BEGIN Given records

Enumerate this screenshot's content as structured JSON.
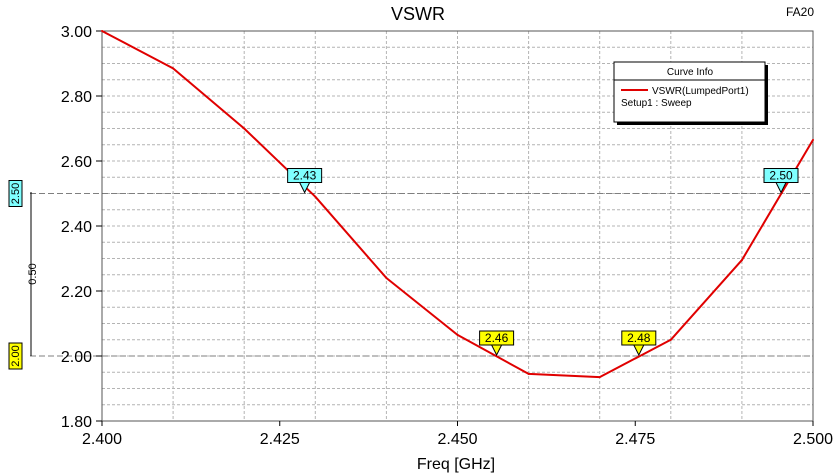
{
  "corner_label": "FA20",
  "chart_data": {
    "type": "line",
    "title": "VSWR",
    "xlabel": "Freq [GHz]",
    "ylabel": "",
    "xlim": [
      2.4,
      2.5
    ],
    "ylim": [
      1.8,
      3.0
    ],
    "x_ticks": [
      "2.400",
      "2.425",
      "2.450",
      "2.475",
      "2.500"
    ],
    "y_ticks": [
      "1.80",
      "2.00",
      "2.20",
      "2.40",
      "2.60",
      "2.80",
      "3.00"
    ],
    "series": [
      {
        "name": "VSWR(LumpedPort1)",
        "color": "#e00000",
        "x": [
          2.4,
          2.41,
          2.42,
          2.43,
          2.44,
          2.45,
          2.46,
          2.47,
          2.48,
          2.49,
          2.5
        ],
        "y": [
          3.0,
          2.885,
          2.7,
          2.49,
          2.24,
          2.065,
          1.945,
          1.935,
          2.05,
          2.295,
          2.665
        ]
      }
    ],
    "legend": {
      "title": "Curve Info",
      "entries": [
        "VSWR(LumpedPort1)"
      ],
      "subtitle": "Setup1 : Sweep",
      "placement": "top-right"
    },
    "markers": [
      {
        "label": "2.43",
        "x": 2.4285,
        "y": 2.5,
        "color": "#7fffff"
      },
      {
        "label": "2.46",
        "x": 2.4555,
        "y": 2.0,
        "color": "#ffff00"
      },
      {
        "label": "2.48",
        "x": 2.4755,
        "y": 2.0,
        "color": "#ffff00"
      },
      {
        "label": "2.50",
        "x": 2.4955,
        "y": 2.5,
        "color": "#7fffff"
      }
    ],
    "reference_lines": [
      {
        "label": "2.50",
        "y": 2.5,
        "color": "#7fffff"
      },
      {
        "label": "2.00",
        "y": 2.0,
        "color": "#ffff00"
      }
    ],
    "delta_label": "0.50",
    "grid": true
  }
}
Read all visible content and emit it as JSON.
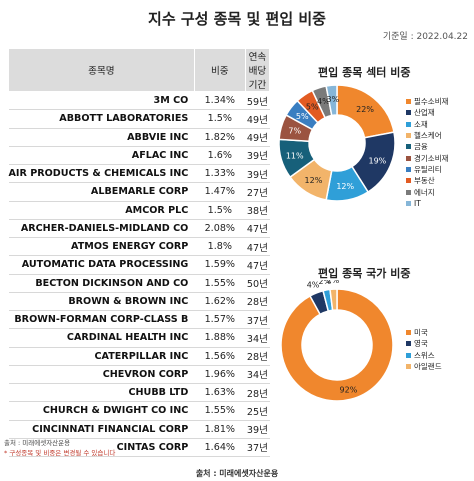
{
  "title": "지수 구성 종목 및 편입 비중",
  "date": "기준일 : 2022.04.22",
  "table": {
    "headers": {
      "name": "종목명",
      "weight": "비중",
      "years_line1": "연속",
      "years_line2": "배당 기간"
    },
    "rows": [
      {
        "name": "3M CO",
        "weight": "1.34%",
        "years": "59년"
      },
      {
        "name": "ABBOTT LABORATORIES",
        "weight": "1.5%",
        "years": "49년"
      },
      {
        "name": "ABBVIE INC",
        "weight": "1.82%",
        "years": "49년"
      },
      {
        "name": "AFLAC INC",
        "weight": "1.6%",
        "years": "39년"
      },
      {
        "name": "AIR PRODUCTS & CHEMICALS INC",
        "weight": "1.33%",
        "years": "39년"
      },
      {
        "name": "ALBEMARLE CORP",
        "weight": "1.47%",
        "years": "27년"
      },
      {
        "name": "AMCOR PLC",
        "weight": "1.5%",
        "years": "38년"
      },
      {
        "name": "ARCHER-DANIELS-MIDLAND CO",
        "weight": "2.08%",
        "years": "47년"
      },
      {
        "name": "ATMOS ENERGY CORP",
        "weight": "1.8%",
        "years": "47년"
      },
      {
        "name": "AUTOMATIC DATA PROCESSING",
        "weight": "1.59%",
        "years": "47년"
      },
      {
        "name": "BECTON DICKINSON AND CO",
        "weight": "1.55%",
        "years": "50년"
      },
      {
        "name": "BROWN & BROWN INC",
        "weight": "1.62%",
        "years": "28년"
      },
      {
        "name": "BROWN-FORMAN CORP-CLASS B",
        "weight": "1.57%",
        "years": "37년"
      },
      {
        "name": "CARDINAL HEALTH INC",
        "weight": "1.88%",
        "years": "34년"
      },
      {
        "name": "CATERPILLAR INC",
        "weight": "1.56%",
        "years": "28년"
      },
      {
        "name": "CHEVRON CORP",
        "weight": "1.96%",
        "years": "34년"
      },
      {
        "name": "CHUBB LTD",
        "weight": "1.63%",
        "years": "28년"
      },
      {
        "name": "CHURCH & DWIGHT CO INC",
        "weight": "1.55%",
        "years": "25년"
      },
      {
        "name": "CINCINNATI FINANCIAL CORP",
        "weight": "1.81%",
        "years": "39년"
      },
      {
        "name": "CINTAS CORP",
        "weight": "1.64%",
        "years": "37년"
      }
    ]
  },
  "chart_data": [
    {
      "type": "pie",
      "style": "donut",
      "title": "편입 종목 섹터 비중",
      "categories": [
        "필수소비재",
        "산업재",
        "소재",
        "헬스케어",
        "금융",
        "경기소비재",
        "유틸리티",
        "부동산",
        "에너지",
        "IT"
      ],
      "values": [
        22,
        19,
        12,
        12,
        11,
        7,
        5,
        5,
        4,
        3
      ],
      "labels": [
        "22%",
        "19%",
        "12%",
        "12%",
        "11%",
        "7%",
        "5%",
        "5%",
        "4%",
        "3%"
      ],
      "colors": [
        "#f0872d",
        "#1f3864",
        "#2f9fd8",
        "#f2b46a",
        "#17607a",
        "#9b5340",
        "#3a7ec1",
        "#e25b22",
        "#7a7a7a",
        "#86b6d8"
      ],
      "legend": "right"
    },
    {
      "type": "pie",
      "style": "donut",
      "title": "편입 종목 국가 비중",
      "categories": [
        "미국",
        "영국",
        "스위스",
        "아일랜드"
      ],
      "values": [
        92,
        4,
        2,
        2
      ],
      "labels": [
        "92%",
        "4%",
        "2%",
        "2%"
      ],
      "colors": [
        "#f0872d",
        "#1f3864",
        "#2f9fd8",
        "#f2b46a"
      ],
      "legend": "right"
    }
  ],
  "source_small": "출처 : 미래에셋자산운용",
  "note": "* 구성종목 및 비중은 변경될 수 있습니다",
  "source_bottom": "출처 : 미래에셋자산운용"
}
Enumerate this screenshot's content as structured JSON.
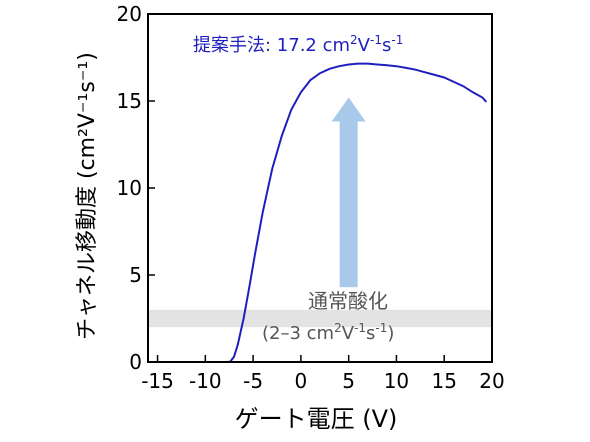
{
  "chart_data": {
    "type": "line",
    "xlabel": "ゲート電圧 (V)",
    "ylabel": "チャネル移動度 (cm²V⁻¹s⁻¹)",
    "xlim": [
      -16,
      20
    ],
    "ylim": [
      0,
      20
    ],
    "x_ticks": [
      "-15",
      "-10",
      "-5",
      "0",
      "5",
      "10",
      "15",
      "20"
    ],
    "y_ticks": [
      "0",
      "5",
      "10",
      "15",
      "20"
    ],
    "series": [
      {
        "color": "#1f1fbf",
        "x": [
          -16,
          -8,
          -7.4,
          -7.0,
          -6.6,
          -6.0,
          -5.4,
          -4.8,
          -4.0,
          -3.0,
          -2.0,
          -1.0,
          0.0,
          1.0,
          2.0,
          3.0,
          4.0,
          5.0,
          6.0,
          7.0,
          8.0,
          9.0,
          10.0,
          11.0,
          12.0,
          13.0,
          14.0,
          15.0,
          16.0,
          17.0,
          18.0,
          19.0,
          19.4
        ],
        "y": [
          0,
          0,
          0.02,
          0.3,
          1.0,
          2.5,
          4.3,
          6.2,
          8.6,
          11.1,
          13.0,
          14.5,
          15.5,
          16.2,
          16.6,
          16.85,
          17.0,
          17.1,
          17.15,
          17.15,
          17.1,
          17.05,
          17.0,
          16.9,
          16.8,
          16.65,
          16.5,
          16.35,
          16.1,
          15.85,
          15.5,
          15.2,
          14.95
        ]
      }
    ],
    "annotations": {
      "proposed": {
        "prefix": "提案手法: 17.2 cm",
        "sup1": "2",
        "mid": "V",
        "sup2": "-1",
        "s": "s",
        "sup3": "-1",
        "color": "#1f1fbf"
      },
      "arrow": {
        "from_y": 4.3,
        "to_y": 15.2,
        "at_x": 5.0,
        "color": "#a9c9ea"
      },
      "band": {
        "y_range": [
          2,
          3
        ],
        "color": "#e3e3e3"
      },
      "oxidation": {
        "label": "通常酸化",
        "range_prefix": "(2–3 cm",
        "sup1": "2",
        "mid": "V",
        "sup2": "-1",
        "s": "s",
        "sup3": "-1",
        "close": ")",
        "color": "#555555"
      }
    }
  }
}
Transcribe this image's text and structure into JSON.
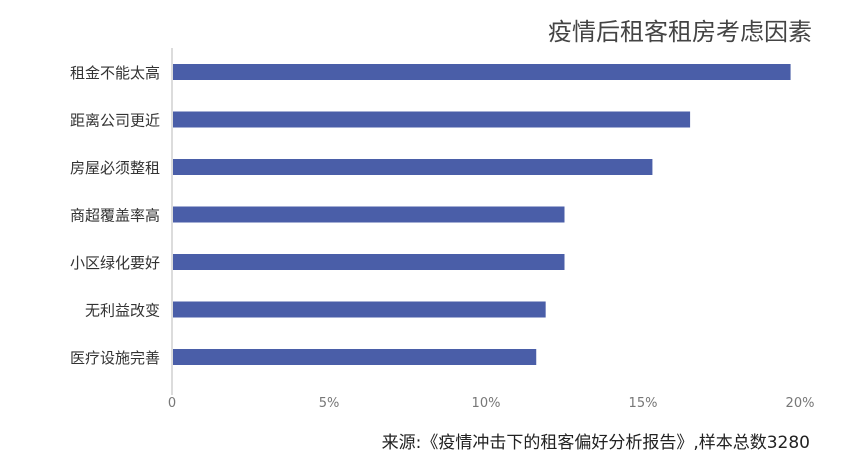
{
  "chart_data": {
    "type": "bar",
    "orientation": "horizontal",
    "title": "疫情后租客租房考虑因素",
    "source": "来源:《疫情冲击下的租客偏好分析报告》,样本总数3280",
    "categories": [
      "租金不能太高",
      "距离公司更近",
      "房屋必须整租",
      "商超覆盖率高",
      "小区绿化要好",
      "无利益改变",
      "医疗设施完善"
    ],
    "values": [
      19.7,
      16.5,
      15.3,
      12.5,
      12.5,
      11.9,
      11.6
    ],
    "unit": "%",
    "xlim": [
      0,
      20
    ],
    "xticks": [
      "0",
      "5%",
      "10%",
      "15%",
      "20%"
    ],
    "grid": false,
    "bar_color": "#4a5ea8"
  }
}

END Given records
BEGIN Given records

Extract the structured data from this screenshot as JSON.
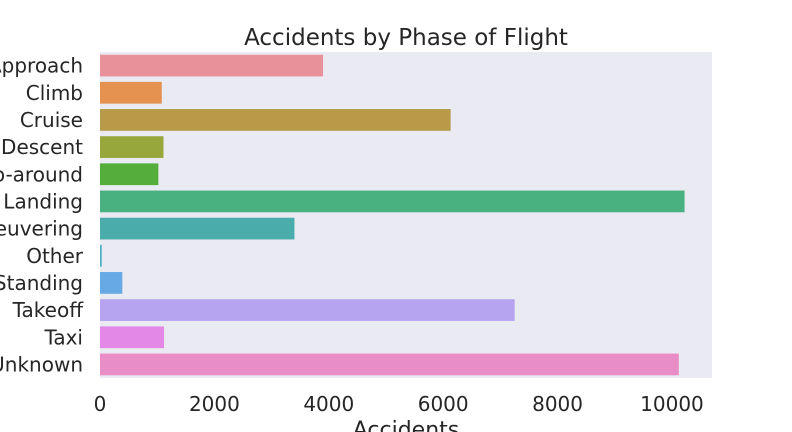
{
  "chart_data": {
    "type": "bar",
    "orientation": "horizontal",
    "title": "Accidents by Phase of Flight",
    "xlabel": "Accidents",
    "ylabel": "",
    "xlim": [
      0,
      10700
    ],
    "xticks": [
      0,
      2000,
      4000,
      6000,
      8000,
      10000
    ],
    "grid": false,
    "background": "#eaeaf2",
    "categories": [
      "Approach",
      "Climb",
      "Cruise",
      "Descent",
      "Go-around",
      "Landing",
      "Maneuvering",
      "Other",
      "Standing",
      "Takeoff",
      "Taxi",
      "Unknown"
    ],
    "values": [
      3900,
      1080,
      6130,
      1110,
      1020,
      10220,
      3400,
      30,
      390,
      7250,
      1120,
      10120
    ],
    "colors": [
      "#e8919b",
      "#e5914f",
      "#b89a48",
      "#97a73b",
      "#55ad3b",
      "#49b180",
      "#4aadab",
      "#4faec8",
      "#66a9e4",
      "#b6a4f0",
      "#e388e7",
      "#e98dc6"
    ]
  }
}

END Given records
BEGIN Given records

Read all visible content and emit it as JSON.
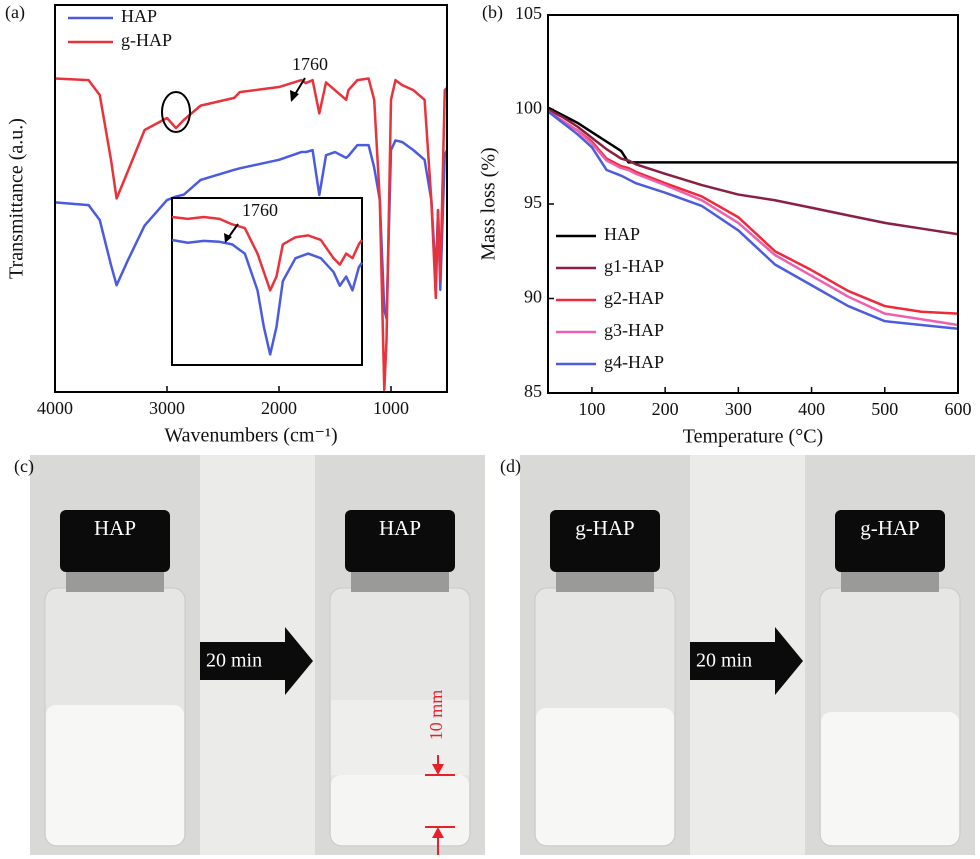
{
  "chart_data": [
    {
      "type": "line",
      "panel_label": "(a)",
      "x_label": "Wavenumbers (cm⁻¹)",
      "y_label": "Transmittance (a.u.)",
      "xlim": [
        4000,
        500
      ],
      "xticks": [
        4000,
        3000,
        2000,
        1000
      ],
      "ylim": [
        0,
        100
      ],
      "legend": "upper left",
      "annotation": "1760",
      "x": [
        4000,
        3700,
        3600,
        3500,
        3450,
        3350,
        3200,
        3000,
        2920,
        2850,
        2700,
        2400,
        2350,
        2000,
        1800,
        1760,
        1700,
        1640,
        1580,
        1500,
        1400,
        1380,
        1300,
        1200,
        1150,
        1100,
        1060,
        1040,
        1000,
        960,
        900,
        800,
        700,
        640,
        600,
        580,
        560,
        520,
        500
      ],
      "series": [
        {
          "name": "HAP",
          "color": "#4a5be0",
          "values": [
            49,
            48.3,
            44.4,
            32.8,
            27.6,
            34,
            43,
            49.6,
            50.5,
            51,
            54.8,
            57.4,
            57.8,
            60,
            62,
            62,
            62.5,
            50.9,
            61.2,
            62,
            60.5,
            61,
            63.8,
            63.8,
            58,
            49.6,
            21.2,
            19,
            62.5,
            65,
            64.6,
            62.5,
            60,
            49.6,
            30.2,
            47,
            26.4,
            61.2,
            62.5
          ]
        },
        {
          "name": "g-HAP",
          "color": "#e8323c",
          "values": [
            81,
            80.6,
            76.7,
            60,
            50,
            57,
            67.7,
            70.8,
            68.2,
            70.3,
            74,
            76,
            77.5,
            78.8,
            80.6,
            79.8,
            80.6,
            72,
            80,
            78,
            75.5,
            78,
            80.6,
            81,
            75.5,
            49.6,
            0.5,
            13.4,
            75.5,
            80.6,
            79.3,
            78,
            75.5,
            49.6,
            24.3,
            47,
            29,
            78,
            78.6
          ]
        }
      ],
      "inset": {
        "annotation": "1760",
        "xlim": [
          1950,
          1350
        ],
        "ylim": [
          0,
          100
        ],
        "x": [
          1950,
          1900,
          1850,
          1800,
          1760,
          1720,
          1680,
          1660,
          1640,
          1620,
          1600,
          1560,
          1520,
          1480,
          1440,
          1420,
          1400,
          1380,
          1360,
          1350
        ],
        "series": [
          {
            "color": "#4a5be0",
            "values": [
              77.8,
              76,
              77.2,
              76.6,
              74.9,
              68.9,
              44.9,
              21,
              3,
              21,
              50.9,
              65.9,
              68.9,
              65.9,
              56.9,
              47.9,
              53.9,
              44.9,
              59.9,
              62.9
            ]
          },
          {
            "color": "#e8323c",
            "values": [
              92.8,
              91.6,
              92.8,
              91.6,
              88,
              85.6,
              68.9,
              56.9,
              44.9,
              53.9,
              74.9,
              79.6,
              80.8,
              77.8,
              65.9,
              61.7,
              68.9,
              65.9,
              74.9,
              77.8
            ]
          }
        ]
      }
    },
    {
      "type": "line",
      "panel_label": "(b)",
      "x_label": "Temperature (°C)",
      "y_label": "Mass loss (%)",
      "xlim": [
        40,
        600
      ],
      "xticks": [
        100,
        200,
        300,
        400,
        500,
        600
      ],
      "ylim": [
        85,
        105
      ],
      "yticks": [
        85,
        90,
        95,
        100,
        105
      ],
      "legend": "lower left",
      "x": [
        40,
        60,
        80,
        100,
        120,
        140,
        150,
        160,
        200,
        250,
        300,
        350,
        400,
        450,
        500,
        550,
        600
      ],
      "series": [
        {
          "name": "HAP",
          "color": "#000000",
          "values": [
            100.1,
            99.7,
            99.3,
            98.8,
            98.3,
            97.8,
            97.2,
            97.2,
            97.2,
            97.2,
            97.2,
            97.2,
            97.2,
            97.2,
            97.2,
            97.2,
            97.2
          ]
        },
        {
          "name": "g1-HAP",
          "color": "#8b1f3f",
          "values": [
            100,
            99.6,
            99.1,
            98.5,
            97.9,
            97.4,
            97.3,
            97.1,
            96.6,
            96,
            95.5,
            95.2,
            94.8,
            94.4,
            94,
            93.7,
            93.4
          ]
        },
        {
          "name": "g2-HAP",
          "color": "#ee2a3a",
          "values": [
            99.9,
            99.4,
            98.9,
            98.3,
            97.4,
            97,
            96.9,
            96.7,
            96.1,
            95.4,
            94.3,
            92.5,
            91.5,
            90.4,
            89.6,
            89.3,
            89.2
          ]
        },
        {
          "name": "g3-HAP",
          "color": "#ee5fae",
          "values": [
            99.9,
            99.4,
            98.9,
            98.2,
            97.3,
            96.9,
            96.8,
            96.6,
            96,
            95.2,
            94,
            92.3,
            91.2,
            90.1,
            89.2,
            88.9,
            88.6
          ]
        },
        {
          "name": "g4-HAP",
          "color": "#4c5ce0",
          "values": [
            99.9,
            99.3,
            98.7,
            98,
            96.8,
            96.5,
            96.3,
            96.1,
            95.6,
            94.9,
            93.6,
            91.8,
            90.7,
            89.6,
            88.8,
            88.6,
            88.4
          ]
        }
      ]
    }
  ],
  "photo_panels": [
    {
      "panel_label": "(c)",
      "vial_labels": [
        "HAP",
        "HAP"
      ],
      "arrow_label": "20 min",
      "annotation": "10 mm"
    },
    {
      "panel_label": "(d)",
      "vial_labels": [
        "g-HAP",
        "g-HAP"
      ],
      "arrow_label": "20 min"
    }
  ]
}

END Given records

■ **Work instructions**: Scan the records above and report how many lines include the word "legend", without any other text.

■ **The response**: 5